— start Raw records —
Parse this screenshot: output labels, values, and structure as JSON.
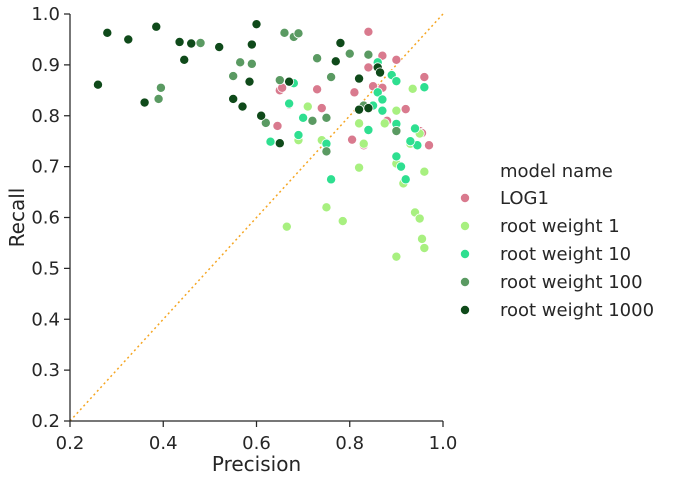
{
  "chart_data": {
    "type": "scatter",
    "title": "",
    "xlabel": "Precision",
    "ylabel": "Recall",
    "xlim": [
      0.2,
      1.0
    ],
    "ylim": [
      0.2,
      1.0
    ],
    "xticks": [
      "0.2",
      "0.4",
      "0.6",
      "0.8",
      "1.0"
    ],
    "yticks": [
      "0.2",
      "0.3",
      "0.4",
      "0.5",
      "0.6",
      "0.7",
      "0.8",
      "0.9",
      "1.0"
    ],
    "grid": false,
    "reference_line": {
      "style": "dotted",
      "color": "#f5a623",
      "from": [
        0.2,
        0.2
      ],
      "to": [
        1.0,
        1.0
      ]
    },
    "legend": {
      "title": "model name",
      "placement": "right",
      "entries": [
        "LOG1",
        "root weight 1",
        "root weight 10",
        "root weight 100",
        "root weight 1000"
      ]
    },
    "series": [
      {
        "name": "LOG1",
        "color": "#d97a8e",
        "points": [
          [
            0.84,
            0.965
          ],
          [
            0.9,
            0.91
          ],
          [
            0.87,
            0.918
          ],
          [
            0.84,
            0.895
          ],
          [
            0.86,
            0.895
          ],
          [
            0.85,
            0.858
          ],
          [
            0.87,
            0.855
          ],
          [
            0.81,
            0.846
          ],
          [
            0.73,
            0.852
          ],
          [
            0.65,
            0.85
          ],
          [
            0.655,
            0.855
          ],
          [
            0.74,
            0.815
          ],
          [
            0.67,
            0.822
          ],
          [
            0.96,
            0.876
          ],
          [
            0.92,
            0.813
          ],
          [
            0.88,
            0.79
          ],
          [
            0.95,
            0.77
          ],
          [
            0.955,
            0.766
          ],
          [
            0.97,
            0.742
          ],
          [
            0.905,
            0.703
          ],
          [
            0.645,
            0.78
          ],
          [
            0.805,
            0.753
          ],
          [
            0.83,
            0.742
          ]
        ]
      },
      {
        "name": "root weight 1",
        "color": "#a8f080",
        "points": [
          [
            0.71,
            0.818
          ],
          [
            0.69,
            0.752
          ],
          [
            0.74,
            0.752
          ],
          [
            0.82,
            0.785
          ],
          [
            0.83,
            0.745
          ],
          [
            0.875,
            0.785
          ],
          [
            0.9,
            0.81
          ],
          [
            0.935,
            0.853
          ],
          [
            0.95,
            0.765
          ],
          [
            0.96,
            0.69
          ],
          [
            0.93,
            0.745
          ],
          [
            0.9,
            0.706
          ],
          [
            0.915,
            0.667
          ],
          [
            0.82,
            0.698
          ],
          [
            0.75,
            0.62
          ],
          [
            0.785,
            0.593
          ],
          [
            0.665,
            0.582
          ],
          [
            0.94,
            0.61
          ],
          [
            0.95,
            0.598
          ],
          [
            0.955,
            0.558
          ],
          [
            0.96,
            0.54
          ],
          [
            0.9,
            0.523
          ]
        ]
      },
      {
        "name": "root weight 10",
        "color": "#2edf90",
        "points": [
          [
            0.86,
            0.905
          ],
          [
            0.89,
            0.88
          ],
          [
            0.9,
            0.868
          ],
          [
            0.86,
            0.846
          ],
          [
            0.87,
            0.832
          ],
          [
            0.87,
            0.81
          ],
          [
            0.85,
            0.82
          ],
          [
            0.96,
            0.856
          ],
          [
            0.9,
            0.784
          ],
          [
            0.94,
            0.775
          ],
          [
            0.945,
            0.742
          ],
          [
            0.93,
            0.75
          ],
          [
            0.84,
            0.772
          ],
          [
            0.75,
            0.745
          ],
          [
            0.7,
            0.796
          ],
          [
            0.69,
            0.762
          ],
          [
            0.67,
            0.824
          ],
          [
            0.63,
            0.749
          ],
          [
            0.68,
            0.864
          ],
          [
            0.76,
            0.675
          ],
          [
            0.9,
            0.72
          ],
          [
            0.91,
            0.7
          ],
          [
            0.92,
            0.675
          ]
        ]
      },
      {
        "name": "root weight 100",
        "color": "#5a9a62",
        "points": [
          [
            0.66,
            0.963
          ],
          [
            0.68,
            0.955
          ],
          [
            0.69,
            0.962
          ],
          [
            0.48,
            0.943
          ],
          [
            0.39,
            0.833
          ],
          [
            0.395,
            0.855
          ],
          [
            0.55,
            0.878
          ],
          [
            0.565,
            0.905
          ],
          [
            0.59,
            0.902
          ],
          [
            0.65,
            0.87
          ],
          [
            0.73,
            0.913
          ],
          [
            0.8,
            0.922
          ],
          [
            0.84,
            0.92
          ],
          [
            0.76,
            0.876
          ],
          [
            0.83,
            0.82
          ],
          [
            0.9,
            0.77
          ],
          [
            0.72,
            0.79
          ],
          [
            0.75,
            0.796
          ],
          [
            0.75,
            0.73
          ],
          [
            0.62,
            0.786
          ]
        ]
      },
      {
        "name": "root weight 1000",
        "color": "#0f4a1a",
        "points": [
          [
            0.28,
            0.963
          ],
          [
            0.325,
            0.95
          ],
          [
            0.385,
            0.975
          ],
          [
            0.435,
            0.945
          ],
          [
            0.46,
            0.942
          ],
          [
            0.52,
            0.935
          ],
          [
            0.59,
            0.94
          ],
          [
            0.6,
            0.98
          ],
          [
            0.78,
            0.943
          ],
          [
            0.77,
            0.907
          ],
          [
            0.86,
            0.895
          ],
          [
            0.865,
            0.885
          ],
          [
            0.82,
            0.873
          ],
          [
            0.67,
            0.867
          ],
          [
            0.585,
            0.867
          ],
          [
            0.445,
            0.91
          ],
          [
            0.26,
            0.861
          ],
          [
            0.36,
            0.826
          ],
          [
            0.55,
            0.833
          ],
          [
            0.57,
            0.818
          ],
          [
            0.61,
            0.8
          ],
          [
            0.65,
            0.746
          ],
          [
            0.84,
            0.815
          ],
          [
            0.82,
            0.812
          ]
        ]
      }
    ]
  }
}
— end Raw records —
How many lines in the records above contain the word "root"? Reply with the number alone.

8